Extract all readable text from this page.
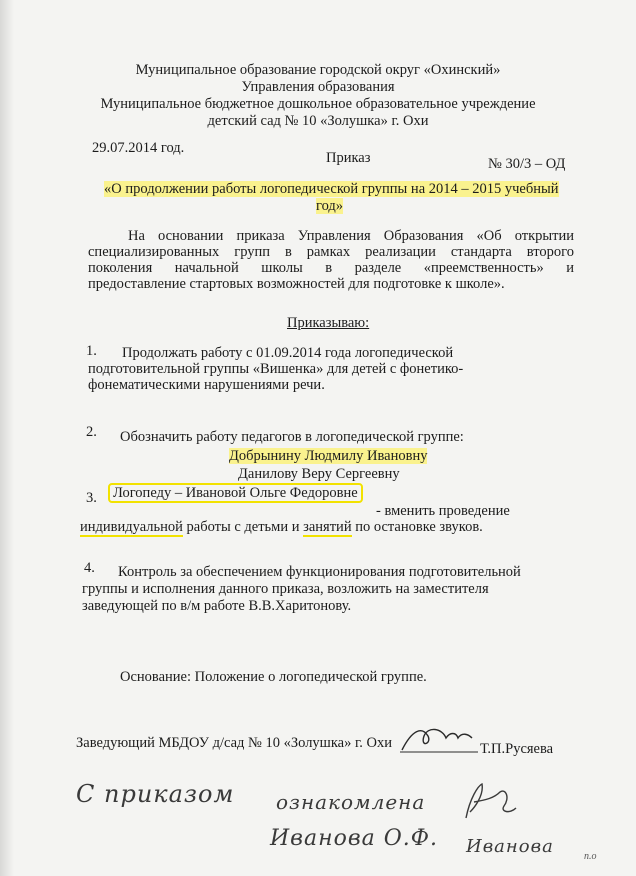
Муниципальное образование городской округ «Охинский»
Управления образования
Муниципальное бюджетное дошкольное образовательное учреждение
детский сад № 10 «Золушка» г. Охи
29.07.2014 год.
Приказ	№ 30/3 – ОД
«О продолжении работы логопедической группы на 2014 – 2015 учебный
год»
На основании приказа Управления Образования «Об открытии
специализированных групп в рамках реализации стандарта второго
поколения начальной школы в разделе «преемственность» и
предоставление стартовых возможностей для подготовке к школе».
Приказываю:
1. Продолжать работу с 01.09.2014 года логопедической
подготовительной группы «Вишенка» для детей с фонетико-
фонематическими нарушениями речи.
2. Обозначить работу педагогов в логопедической группе:
Добрынину Людмилу Ивановну
Данилову Веру Сергеевну
3.	Логопеду – Ивановой Ольге Федоровне
- вменить проведение
индивидуальной работы с детьми и занятий по остановке звуков.
4. Контроль за обеспечением функционирования подготовительной
группы и исполнения данного приказа, возложить на заместителя
заведующей по в/м работе В.В.Харитонову.
Основание: Положение о логопедической группе.
Заведующий МБДОУ д/сад № 10 «Золушка» г. Охи	Т.П.Русяева
С приказом ознакомлена
Иванова О.Ф. Иванова	п.о
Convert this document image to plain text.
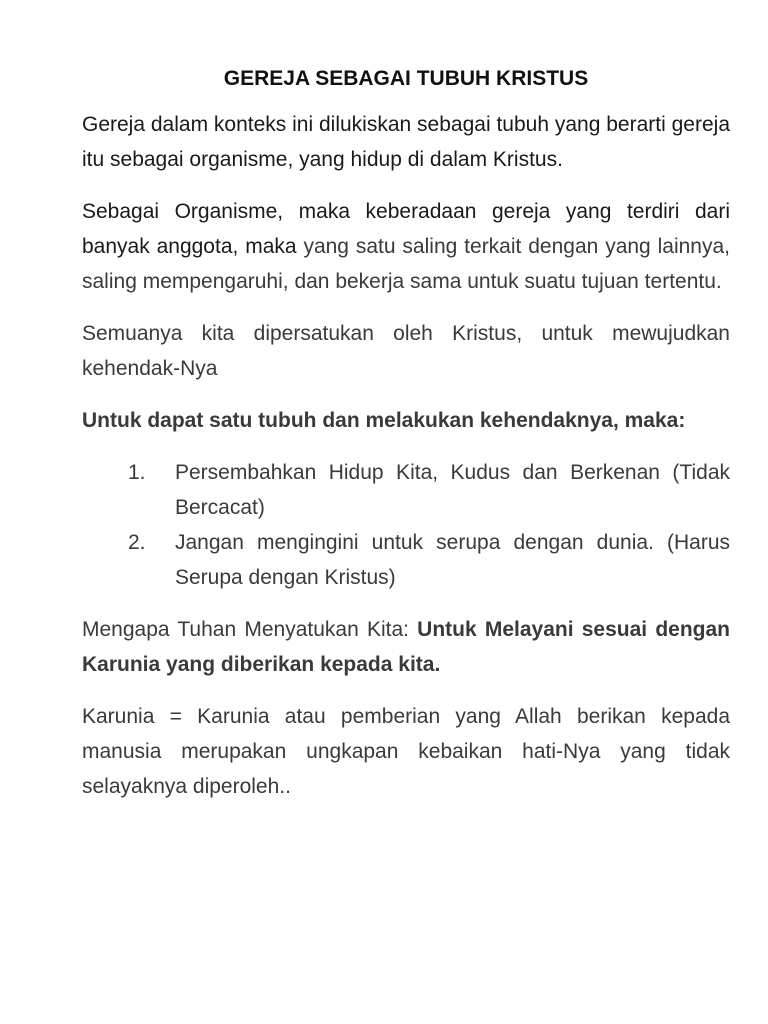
GEREJA SEBAGAI TUBUH KRISTUS

Gereja dalam konteks ini dilukiskan sebagai tubuh yang berarti gereja itu sebagai organisme, yang hidup di dalam Kristus.

Sebagai Organisme, maka keberadaan gereja yang terdiri dari banyak anggota, maka yang satu saling terkait dengan yang lainnya, saling mempengaruhi, dan bekerja sama untuk suatu tujuan tertentu.

Semuanya kita dipersatukan oleh Kristus, untuk mewujudkan kehendak-Nya

Untuk dapat satu tubuh dan melakukan kehendaknya, maka:

1. Persembahkan Hidup Kita, Kudus dan Berkenan (Tidak Bercacat)
2. Jangan mengingini untuk serupa dengan dunia. (Harus Serupa dengan Kristus)

Mengapa Tuhan Menyatukan Kita: Untuk Melayani sesuai dengan Karunia yang diberikan kepada kita.

Karunia = Karunia atau pemberian yang Allah berikan kepada manusia merupakan ungkapan kebaikan hati-Nya yang tidak selayaknya diperoleh..
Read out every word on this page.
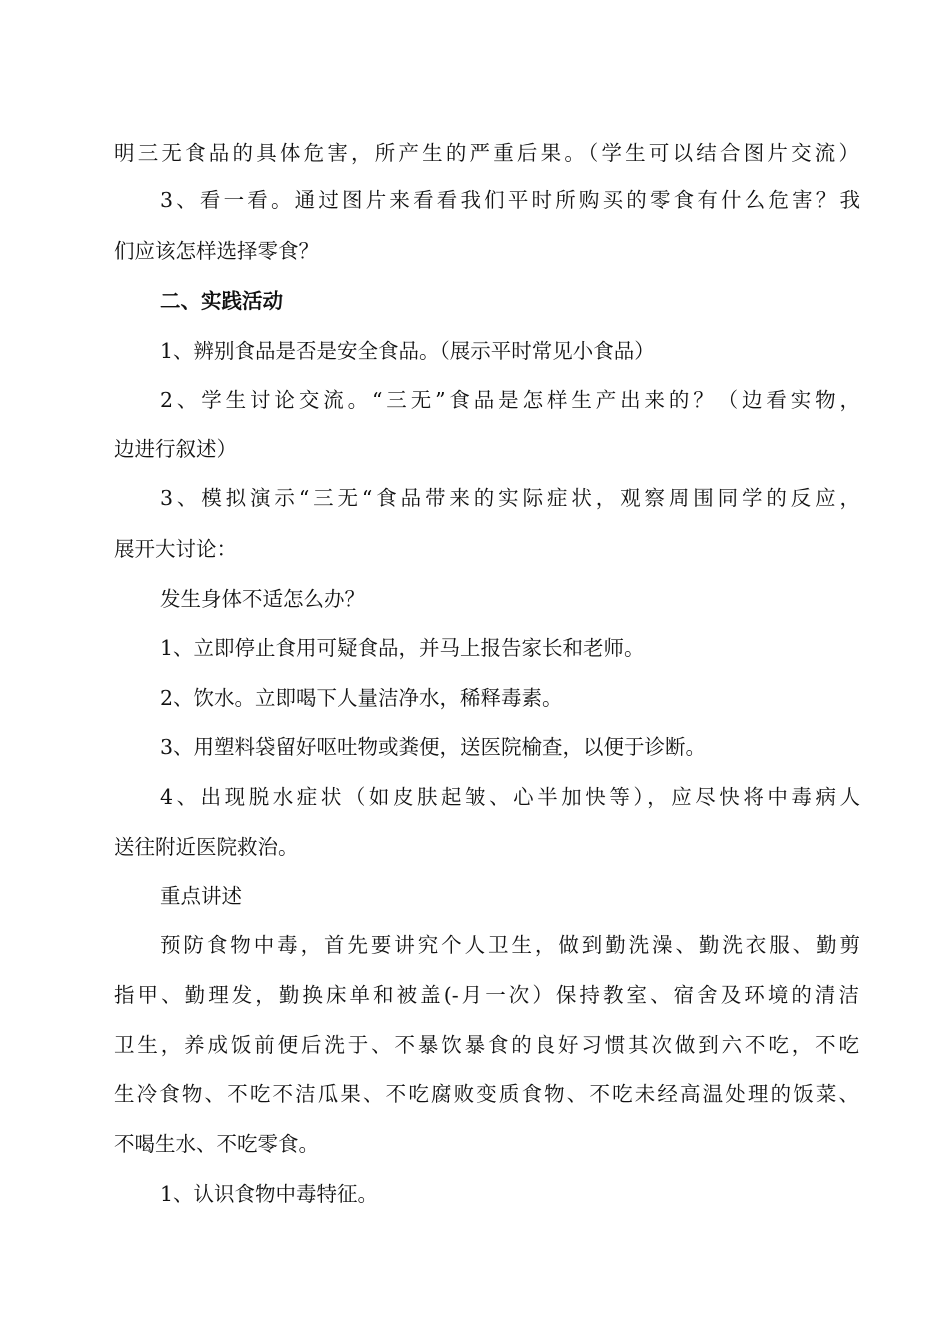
明三无食品的具体危害，所产生的严重后果。（学生可以结合图片交流）
3、看一看。通过图片来看看我们平时所购买的零食有什么危害？我
们应该怎样选择零食？
二、实践活动
1、辨别食品是否是安全食品。（展示平时常见小食品）
2、学生讨论交流。“三无”食品是怎样生产出来的？（边看实物，
边进行叙述）
3、模拟演示“三无“食品带来的实际症状，观察周围同学的反应，
展开大讨论：
发生身体不适怎么办？
1、立即停止食用可疑食品，并马上报告家长和老师。
2、饮水。立即喝下人量洁净水，稀释毒素。
3、用塑料袋留好呕吐物或粪便，送医院榆查，以便于诊断。
4、出现脱水症状（如皮肤起皱、心半加快等），应尽快将中毒病人
送往附近医院救治。
重点讲述
预防食物中毒，首先要讲究个人卫生，做到勤洗澡、勤洗衣服、勤剪
指甲、勤理发，勤换床单和被盖(-月一次）保持教室、宿舍及环境的清洁
卫生，养成饭前便后洗于、不暴饮暴食的良好习惯其次做到六不吃，不吃
生冷食物、不吃不洁瓜果、不吃腐败变质食物、不吃未经高温处理的饭菜、
不喝生水、不吃零食。
1、认识食物中毒特征。
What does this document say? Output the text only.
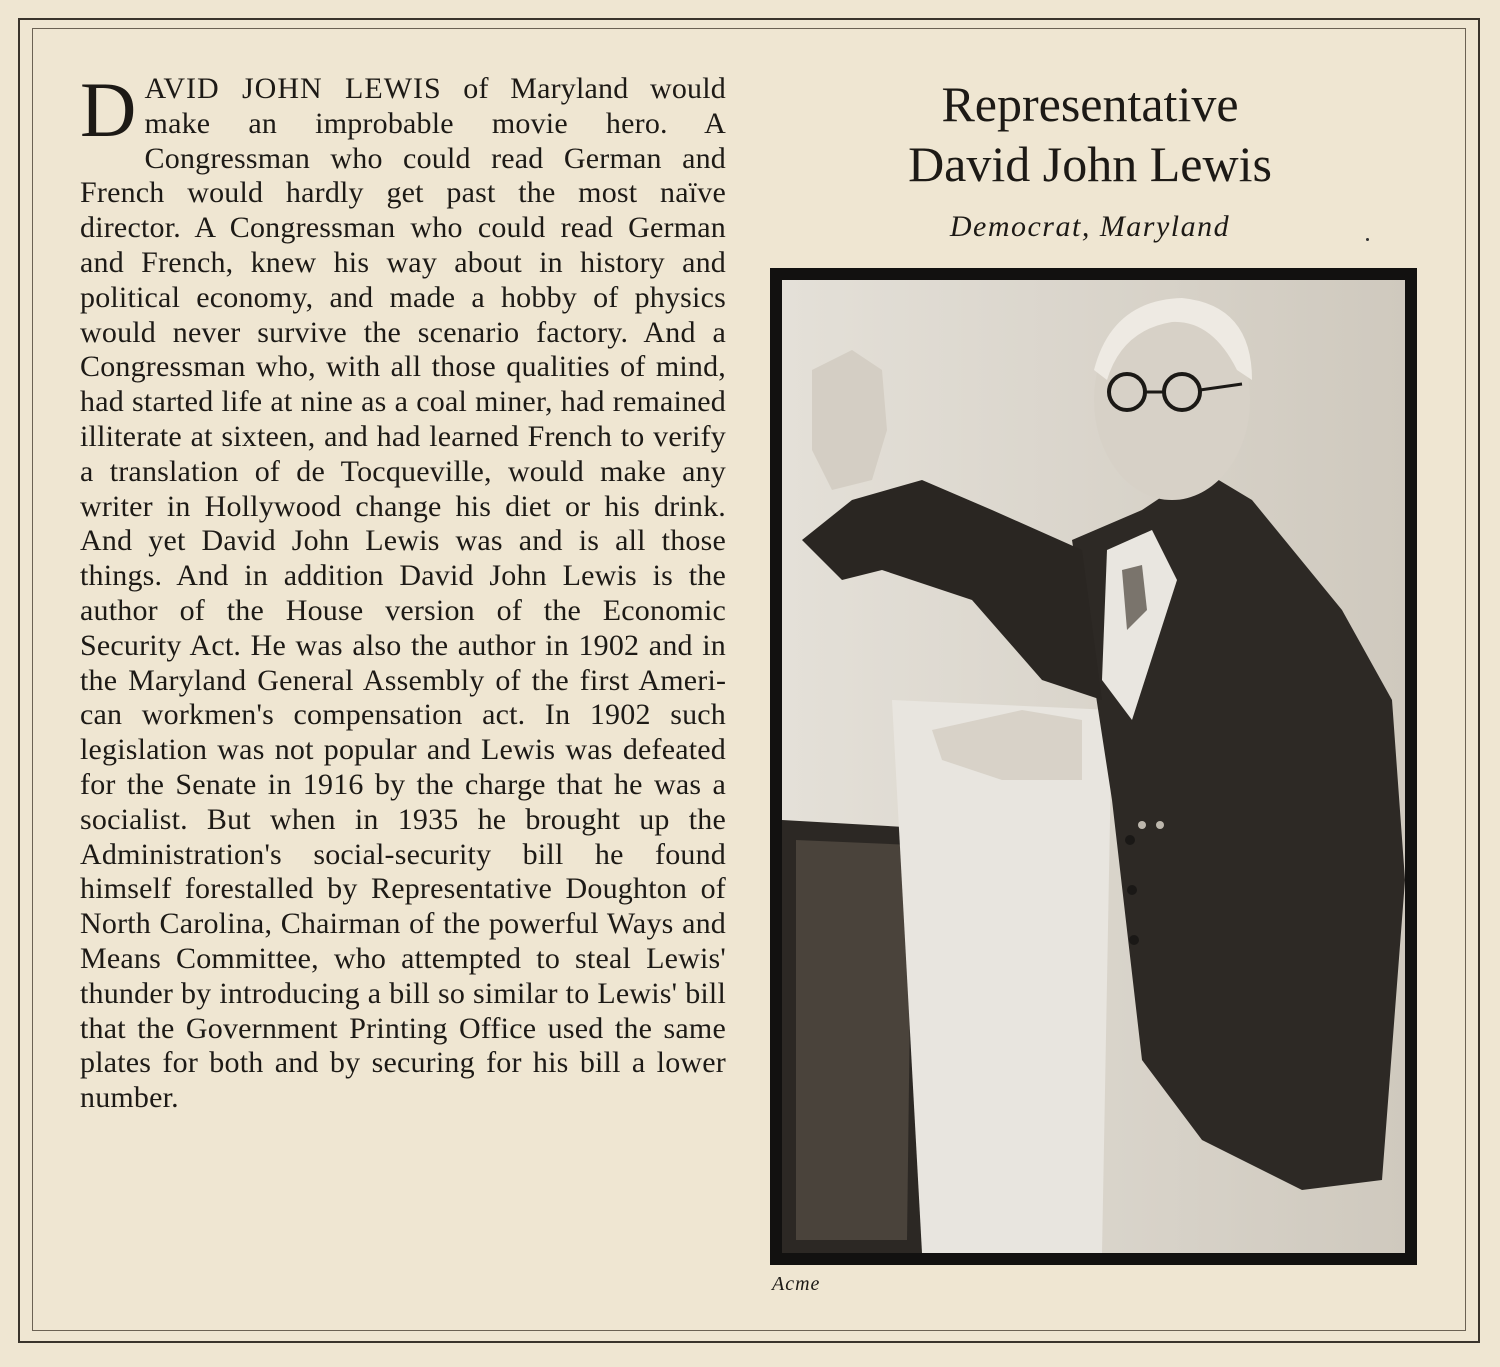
DAVID JOHN LEWIS of Maryland would make an improbable movie hero. A Congressman who could read German and French would hardly get past the most naïve director. A Congressman who could read German and French, knew his way about in history and political economy, and made a hobby of physics would never survive the scenario factory. And a Congressman who, with all those qualities of mind, had started life at nine as a coal miner, had remained illiterate at sixteen, and had learned French to verify a translation of de Tocqueville, would make any writer in Hollywood change his diet or his drink. And yet David John Lewis was and is all those things. And in addition David John Lewis is the author of the House version of the Economic Security Act. He was also the author in 1902 and in the Maryland General Assembly of the first American workmen's compensation act. In 1902 such legislation was not popular and Lewis was defeated for the Senate in 1916 by the charge that he was a socialist. But when in 1935 he brought up the Administration's social-security bill he found himself forestalled by Representative Doughton of North Carolina, Chairman of the powerful Ways and Means Committee, who attempted to steal Lewis' thunder by introducing a bill so similar to Lewis' bill that the Government Printing Office used the same plates for both and by securing for his bill a lower number.
Representative
David John Lewis
Democrat, Maryland
Acme
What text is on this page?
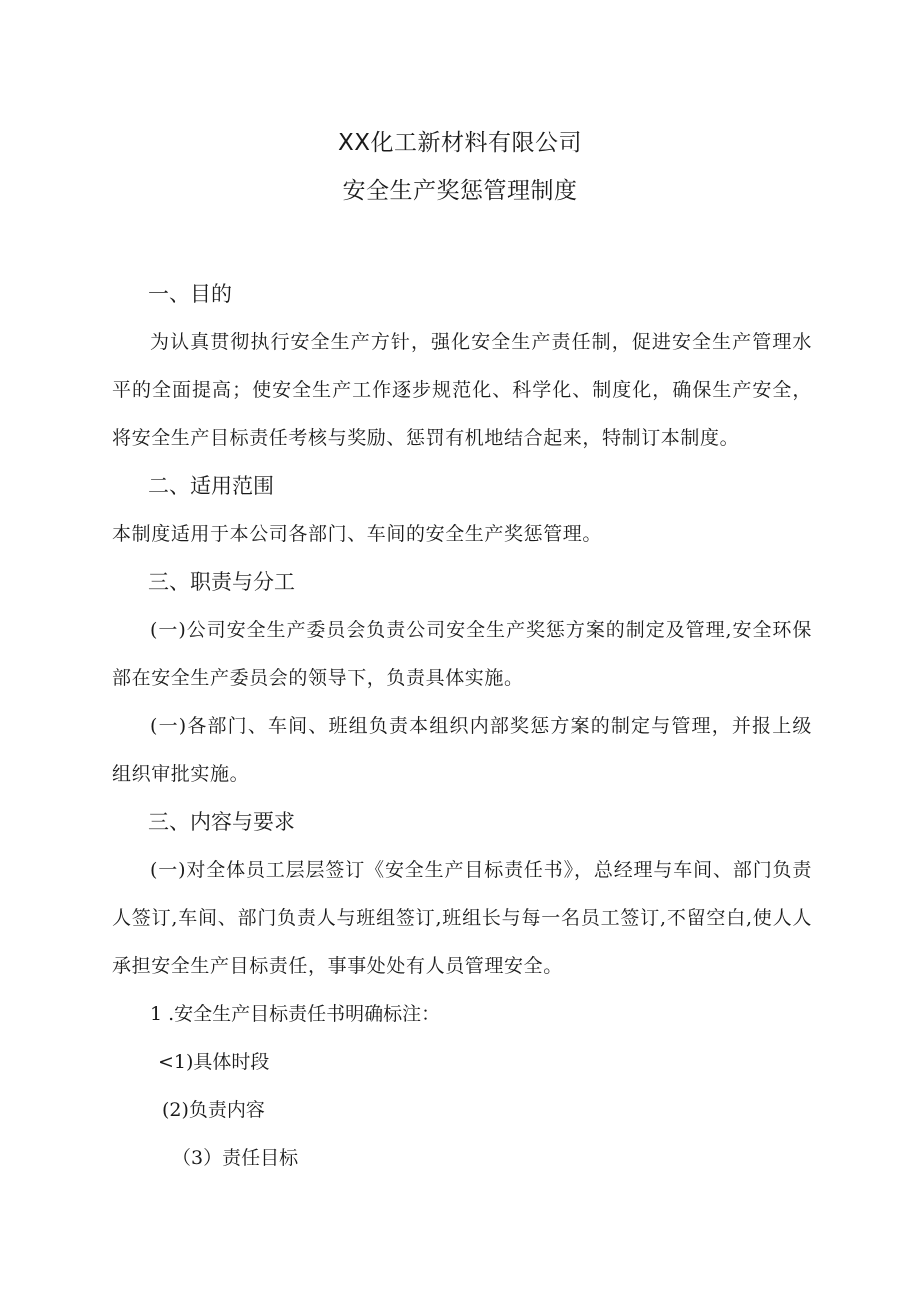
XX化工新材料有限公司
安全生产奖惩管理制度
一、目的

为认真贯彻执行安全生产方针，强化安全生产责任制，促进安全生产管理水平的全面提高；使安全生产工作逐步规范化、科学化、制度化，确保生产安全，将安全生产目标责任考核与奖励、惩罚有机地结合起来，特制订本制度。

二、适用范围

本制度适用于本公司各部门、车间的安全生产奖惩管理。

三、职责与分工

(一)公司安全生产委员会负责公司安全生产奖惩方案的制定及管理,安全环保部在安全生产委员会的领导下，负责具体实施。

(一)各部门、车间、班组负责本组织内部奖惩方案的制定与管理，并报上级组织审批实施。

三、内容与要求

(一)对全体员工层层签订《安全生产目标责任书》，总经理与车间、部门负责人签订,车间、部门负责人与班组签订,班组长与每一名员工签订,不留空白,使人人承担安全生产目标责任，事事处处有人员管理安全。

1 .安全生产目标责任书明确标注：

<1)具体时段

(2)负责内容

（3）责任目标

• • • • •

Copy all the records above exactly, but leave out the pictures.

_Expected answer_.
Extract all readable text from this page.
Муниципальное образование городской округ «Охинский»
Управления образования
Муниципальное бюджетное дошкольное образовательное учреждение
детский сад № 10 «Золушка» г. Охи
29.07.2014 год.
Приказ	№ 30/3 – ОД
«О продолжении работы логопедической группы на 2014 – 2015 учебный
год»
На основании приказа Управления Образования «Об открытии
специализированных групп в рамках реализации стандарта второго
поколения начальной школы в разделе «преемственность» и
предоставление стартовых возможностей для подготовке к школе».
Приказываю:
1. Продолжать работу с 01.09.2014 года логопедической
подготовительной группы «Вишенка» для детей с фонетико-
фонематическими нарушениями речи.
2. Обозначить работу педагогов в логопедической группе:
Добрынину Людмилу Ивановну
Данилову Веру Сергеевну
3.	Логопеду – Ивановой Ольге Федоровне
- вменить проведение
индивидуальной работы с детьми и занятий по остановке звуков.
4. Контроль за обеспечением функционирования подготовительной
группы и исполнения данного приказа, возложить на заместителя
заведующей по в/м работе В.В.Харитонову.
Основание: Положение о логопедической группе.
Заведующий МБДОУ д/сад № 10 «Золушка» г. Охи	Т.П.Русяева
С приказом ознакомлена
Иванова О.Ф. Иванова	п.о
Convert this document image to plain text.
GEREJA SEBAGAI TUBUH KRISTUS

Gereja dalam konteks ini dilukiskan sebagai tubuh yang berarti gereja itu sebagai organisme, yang hidup di dalam Kristus.

Sebagai Organisme, maka keberadaan gereja yang terdiri dari banyak anggota, maka yang satu saling terkait dengan yang lainnya, saling mempengaruhi, dan bekerja sama untuk suatu tujuan tertentu.

Semuanya kita dipersatukan oleh Kristus, untuk mewujudkan kehendak-Nya

Untuk dapat satu tubuh dan melakukan kehendaknya, maka:

1. Persembahkan Hidup Kita, Kudus dan Berkenan (Tidak Bercacat)
2. Jangan mengingini untuk serupa dengan dunia. (Harus Serupa dengan Kristus)

Mengapa Tuhan Menyatukan Kita: Untuk Melayani sesuai dengan Karunia yang diberikan kepada kita.

Karunia = Karunia atau pemberian yang Allah berikan kepada manusia merupakan ungkapan kebaikan hati-Nya yang tidak selayaknya diperoleh..
Read out every word on this page.
明三无食品的具体危害，所产生的严重后果。（学生可以结合图片交流）
3、看一看。通过图片来看看我们平时所购买的零食有什么危害？我
们应该怎样选择零食？
二、实践活动
1、辨别食品是否是安全食品。（展示平时常见小食品）
2、学生讨论交流。“三无”食品是怎样生产出来的？（边看实物，
边进行叙述）
3、模拟演示“三无“食品带来的实际症状，观察周围同学的反应，
展开大讨论：
发生身体不适怎么办？
1、立即停止食用可疑食品，并马上报告家长和老师。
2、饮水。立即喝下人量洁净水，稀释毒素。
3、用塑料袋留好呕吐物或粪便，送医院榆查，以便于诊断。
4、出现脱水症状（如皮肤起皱、心半加快等），应尽快将中毒病人
送往附近医院救治。
重点讲述
预防食物中毒，首先要讲究个人卫生，做到勤洗澡、勤洗衣服、勤剪
指甲、勤理发，勤换床单和被盖(-月一次）保持教室、宿舍及环境的清洁
卫生，养成饭前便后洗于、不暴饮暴食的良好习惯其次做到六不吃，不吃
生冷食物、不吃不洁瓜果、不吃腐败变质食物、不吃未经高温处理的饭菜、
不喝生水、不吃零食。
1、认识食物中毒特征。
What does this document say? Output the text only.
DAVID JOHN LEWIS of Maryland would make an improbable movie hero. A Congressman who could read German and French would hardly get past the most naïve director. A Congressman who could read German and French, knew his way about in history and political economy, and made a hobby of physics would never survive the scenario factory. And a Congressman who, with all those qualities of mind, had started life at nine as a coal miner, had remained illiterate at sixteen, and had learned French to verify a translation of de Tocqueville, would make any writer in Hollywood change his diet or his drink. And yet David John Lewis was and is all those things. And in addition David John Lewis is the author of the House version of the Economic Security Act. He was also the author in 1902 and in the Maryland General Assembly of the first American workmen's compensation act. In 1902 such legislation was not popular and Lewis was defeated for the Senate in 1916 by the charge that he was a socialist. But when in 1935 he brought up the Administration's social-security bill he found himself forestalled by Representative Doughton of North Carolina, Chairman of the powerful Ways and Means Committee, who attempted to steal Lewis' thunder by introducing a bill so similar to Lewis' bill that the Government Printing Office used the same plates for both and by securing for his bill a lower number.
Representative
David John Lewis
Democrat, Maryland
Acme
What text is on this page?
XX化工新材料有限公司
安全生产奖惩管理制度
一、目的

为认真贯彻执行安全生产方针，强化安全生产责任制，促进安全生产管理水平的全面提高；使安全生产工作逐步规范化、科学化、制度化，确保生产安全，将安全生产目标责任考核与奖励、惩罚有机地结合起来，特制订本制度。

二、适用范围

本制度适用于本公司各部门、车间的安全生产奖惩管理。

三、职责与分工

(一)公司安全生产委员会负责公司安全生产奖惩方案的制定及管理,安全环保部在安全生产委员会的领导下，负责具体实施。

(一)各部门、车间、班组负责本组织内部奖惩方案的制定与管理，并报上级组织审批实施。

三、内容与要求

(一)对全体员工层层签订《安全生产目标责任书》，总经理与车间、部门负责人签订,车间、部门负责人与班组签订,班组长与每一名员工签订,不留空白,使人人承担安全生产目标责任，事事处处有人员管理安全。

1 .安全生产目标责任书明确标注：

<1)具体时段

(2)负责内容

（3）责任目标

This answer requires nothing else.